• WHAT YOU WILL DO: Make an exact copy of the lines, leaving the pictures out.

========================================

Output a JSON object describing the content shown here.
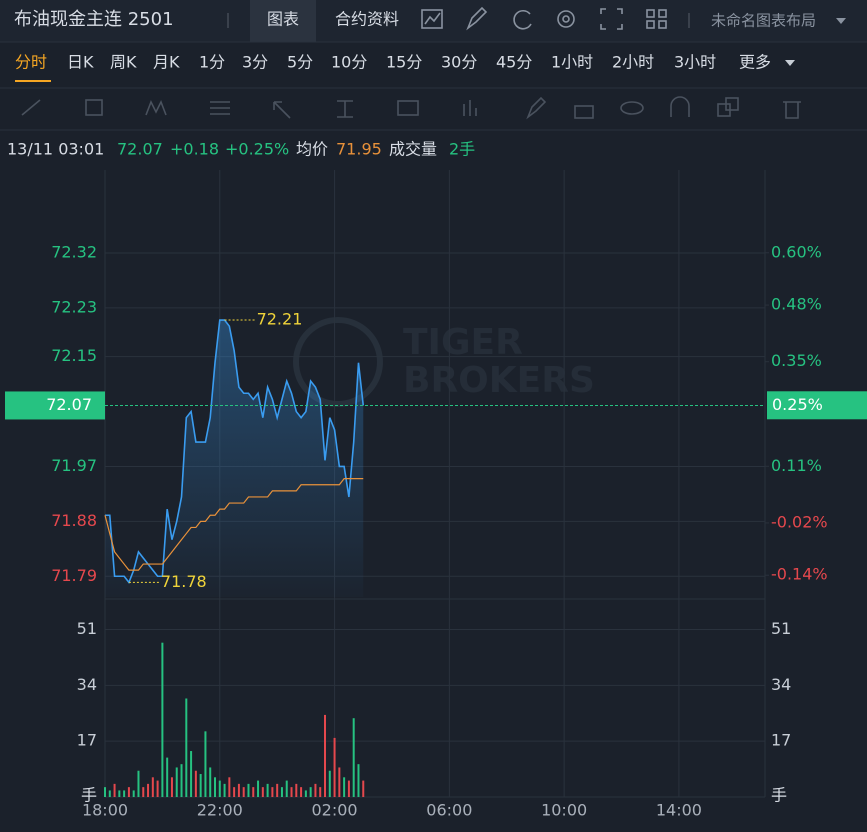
{
  "header": {
    "title": "布油现金主连 2501",
    "tabs": [
      "图表",
      "合约资料"
    ],
    "layout": "未命名图表布局"
  },
  "periods": [
    "分时",
    "日K",
    "周K",
    "月K",
    "1分",
    "3分",
    "5分",
    "10分",
    "15分",
    "30分",
    "45分",
    "1小时",
    "2小时",
    "3小时"
  ],
  "more": "更多",
  "quote": {
    "time": "13/11 03:01",
    "price": "72.07",
    "change": "+0.18",
    "change_pct": "+0.25%",
    "avg": "71.95",
    "volume": "2手"
  },
  "watermark": [
    "TIGER",
    "BROKERS"
  ],
  "chart_data": {
    "type": "line",
    "x": [
      "18:00",
      "18:10",
      "18:20",
      "18:30",
      "18:40",
      "18:50",
      "19:00",
      "19:10",
      "19:20",
      "19:30",
      "19:40",
      "19:50",
      "20:00",
      "20:10",
      "20:20",
      "20:30",
      "20:40",
      "20:50",
      "21:00",
      "21:10",
      "21:20",
      "21:30",
      "21:40",
      "21:50",
      "22:00",
      "22:10",
      "22:20",
      "22:30",
      "22:40",
      "22:50",
      "23:00",
      "23:10",
      "23:20",
      "23:30",
      "23:40",
      "23:50",
      "00:00",
      "00:10",
      "00:20",
      "00:30",
      "00:40",
      "00:50",
      "01:00",
      "01:10",
      "01:20",
      "01:30",
      "01:40",
      "01:50",
      "02:00",
      "02:10",
      "02:20",
      "02:30",
      "02:40",
      "02:50",
      "03:00"
    ],
    "xlim": [
      "18:00",
      "17:00"
    ],
    "xticks": [
      "18:00",
      "22:00",
      "02:00",
      "06:00",
      "10:00",
      "14:00"
    ],
    "ylim": [
      71.756,
      72.456
    ],
    "yticks": [
      71.79,
      71.88,
      71.97,
      72.15,
      72.23,
      72.32
    ],
    "y2lim": [
      -0.19,
      0.79
    ],
    "y2ticks": [
      {
        "value": -0.14,
        "label": "-0.14%"
      },
      {
        "value": -0.02,
        "label": "-0.02%"
      },
      {
        "value": 0.11,
        "label": "0.11%"
      },
      {
        "value": 0.35,
        "label": "0.35%"
      },
      {
        "value": 0.48,
        "label": "0.48%"
      },
      {
        "value": 0.6,
        "label": "0.60%"
      }
    ],
    "up_color": "#26c281",
    "down_color": "#e5484d",
    "grid": true,
    "series": [
      {
        "color": "#3a9cf0",
        "values": [
          71.89,
          71.89,
          71.79,
          71.79,
          71.79,
          71.78,
          71.8,
          71.83,
          71.82,
          71.81,
          71.8,
          71.79,
          71.79,
          71.9,
          71.85,
          71.88,
          71.92,
          72.05,
          72.06,
          72.01,
          72.01,
          72.01,
          72.05,
          72.14,
          72.21,
          72.21,
          72.2,
          72.16,
          72.1,
          72.09,
          72.09,
          72.08,
          72.09,
          72.05,
          72.1,
          72.08,
          72.05,
          72.08,
          72.11,
          72.09,
          72.06,
          72.05,
          72.06,
          72.11,
          72.1,
          72.08,
          71.98,
          72.05,
          72.03,
          71.97,
          71.97,
          71.92,
          72.01,
          72.14,
          72.07
        ]
      },
      {
        "name": "均价",
        "color": "#e8913a",
        "values": [
          71.89,
          71.86,
          71.83,
          71.82,
          71.81,
          71.8,
          71.8,
          71.8,
          71.81,
          71.81,
          71.81,
          71.81,
          71.81,
          71.82,
          71.83,
          71.84,
          71.85,
          71.86,
          71.87,
          71.87,
          71.88,
          71.88,
          71.89,
          71.89,
          71.9,
          71.9,
          71.91,
          71.91,
          71.91,
          71.91,
          71.92,
          71.92,
          71.92,
          71.92,
          71.92,
          71.93,
          71.93,
          71.93,
          71.93,
          71.93,
          71.93,
          71.94,
          71.94,
          71.94,
          71.94,
          71.94,
          71.94,
          71.94,
          71.94,
          71.94,
          71.95,
          71.95,
          71.95,
          71.95,
          71.95
        ]
      }
    ],
    "current": {
      "value": 72.07,
      "pct": {
        "value": 0.25,
        "label": "0.25%"
      }
    },
    "annotations": [
      {
        "x": "22:10",
        "value": 72.21
      },
      {
        "x": "18:50",
        "value": 71.78
      }
    ],
    "volume": {
      "name": "成交量",
      "unit": "手",
      "ylim": [
        0,
        60
      ],
      "yticks": [
        17,
        34,
        51
      ],
      "values": [
        3,
        2,
        4,
        2,
        2,
        3,
        2,
        8,
        3,
        4,
        6,
        5,
        47,
        12,
        6,
        9,
        10,
        30,
        14,
        8,
        7,
        20,
        9,
        6,
        5,
        4,
        6,
        3,
        4,
        3,
        4,
        3,
        5,
        3,
        4,
        3,
        4,
        3,
        5,
        3,
        4,
        3,
        2,
        3,
        4,
        3,
        25,
        8,
        18,
        9,
        6,
        5,
        24,
        10,
        5
      ]
    }
  }
}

========================================

• RESULT OF THE EXERCISE:
Output a JSON object describing the content shown here.
{
  "header": {
    "title": "布油现金主连 2501",
    "tabs": [
      "图表",
      "合约资料"
    ],
    "layout": "未命名图表布局"
  },
  "periods": [
    "分时",
    "日K",
    "周K",
    "月K",
    "1分",
    "3分",
    "5分",
    "10分",
    "15分",
    "30分",
    "45分",
    "1小时",
    "2小时",
    "3小时"
  ],
  "more": "更多",
  "quote": {
    "time": "13/11 03:01",
    "price": "72.07",
    "change": "+0.18",
    "change_pct": "+0.25%",
    "avg": "71.95",
    "volume": "2手"
  },
  "watermark": [
    "TIGER",
    "BROKERS"
  ],
  "chart_data": {
    "type": "line",
    "x": [
      "18:00",
      "18:10",
      "18:20",
      "18:30",
      "18:40",
      "18:50",
      "19:00",
      "19:10",
      "19:20",
      "19:30",
      "19:40",
      "19:50",
      "20:00",
      "20:10",
      "20:20",
      "20:30",
      "20:40",
      "20:50",
      "21:00",
      "21:10",
      "21:20",
      "21:30",
      "21:40",
      "21:50",
      "22:00",
      "22:10",
      "22:20",
      "22:30",
      "22:40",
      "22:50",
      "23:00",
      "23:10",
      "23:20",
      "23:30",
      "23:40",
      "23:50",
      "00:00",
      "00:10",
      "00:20",
      "00:30",
      "00:40",
      "00:50",
      "01:00",
      "01:10",
      "01:20",
      "01:30",
      "01:40",
      "01:50",
      "02:00",
      "02:10",
      "02:20",
      "02:30",
      "02:40",
      "02:50",
      "03:00"
    ],
    "xlim": [
      "18:00",
      "17:00"
    ],
    "xticks": [
      "18:00",
      "22:00",
      "02:00",
      "06:00",
      "10:00",
      "14:00"
    ],
    "ylim": [
      71.756,
      72.456
    ],
    "yticks": [
      71.79,
      71.88,
      71.97,
      72.15,
      72.23,
      72.32
    ],
    "y2lim": [
      -0.19,
      0.79
    ],
    "y2ticks": [
      {
        "value": -0.14,
        "label": "-0.14%"
      },
      {
        "value": -0.02,
        "label": "-0.02%"
      },
      {
        "value": 0.11,
        "label": "0.11%"
      },
      {
        "value": 0.35,
        "label": "0.35%"
      },
      {
        "value": 0.48,
        "label": "0.48%"
      },
      {
        "value": 0.6,
        "label": "0.60%"
      }
    ],
    "up_color": "#26c281",
    "down_color": "#e5484d",
    "grid": true,
    "series": [
      {
        "color": "#3a9cf0",
        "values": [
          71.89,
          71.89,
          71.79,
          71.79,
          71.79,
          71.78,
          71.8,
          71.83,
          71.82,
          71.81,
          71.8,
          71.79,
          71.79,
          71.9,
          71.85,
          71.88,
          71.92,
          72.05,
          72.06,
          72.01,
          72.01,
          72.01,
          72.05,
          72.14,
          72.21,
          72.21,
          72.2,
          72.16,
          72.1,
          72.09,
          72.09,
          72.08,
          72.09,
          72.05,
          72.1,
          72.08,
          72.05,
          72.08,
          72.11,
          72.09,
          72.06,
          72.05,
          72.06,
          72.11,
          72.1,
          72.08,
          71.98,
          72.05,
          72.03,
          71.97,
          71.97,
          71.92,
          72.01,
          72.14,
          72.07
        ]
      },
      {
        "name": "均价",
        "color": "#e8913a",
        "values": [
          71.89,
          71.86,
          71.83,
          71.82,
          71.81,
          71.8,
          71.8,
          71.8,
          71.81,
          71.81,
          71.81,
          71.81,
          71.81,
          71.82,
          71.83,
          71.84,
          71.85,
          71.86,
          71.87,
          71.87,
          71.88,
          71.88,
          71.89,
          71.89,
          71.9,
          71.9,
          71.91,
          71.91,
          71.91,
          71.91,
          71.92,
          71.92,
          71.92,
          71.92,
          71.92,
          71.93,
          71.93,
          71.93,
          71.93,
          71.93,
          71.93,
          71.94,
          71.94,
          71.94,
          71.94,
          71.94,
          71.94,
          71.94,
          71.94,
          71.94,
          71.95,
          71.95,
          71.95,
          71.95,
          71.95
        ]
      }
    ],
    "current": {
      "value": 72.07,
      "pct": {
        "value": 0.25,
        "label": "0.25%"
      }
    },
    "annotations": [
      {
        "x": "22:10",
        "value": 72.21
      },
      {
        "x": "18:50",
        "value": 71.78
      }
    ],
    "volume": {
      "name": "成交量",
      "unit": "手",
      "ylim": [
        0,
        60
      ],
      "yticks": [
        17,
        34,
        51
      ],
      "values": [
        3,
        2,
        4,
        2,
        2,
        3,
        2,
        8,
        3,
        4,
        6,
        5,
        47,
        12,
        6,
        9,
        10,
        30,
        14,
        8,
        7,
        20,
        9,
        6,
        5,
        4,
        6,
        3,
        4,
        3,
        4,
        3,
        5,
        3,
        4,
        3,
        4,
        3,
        5,
        3,
        4,
        3,
        2,
        3,
        4,
        3,
        25,
        8,
        18,
        9,
        6,
        5,
        24,
        10,
        5
      ]
    }
  }
}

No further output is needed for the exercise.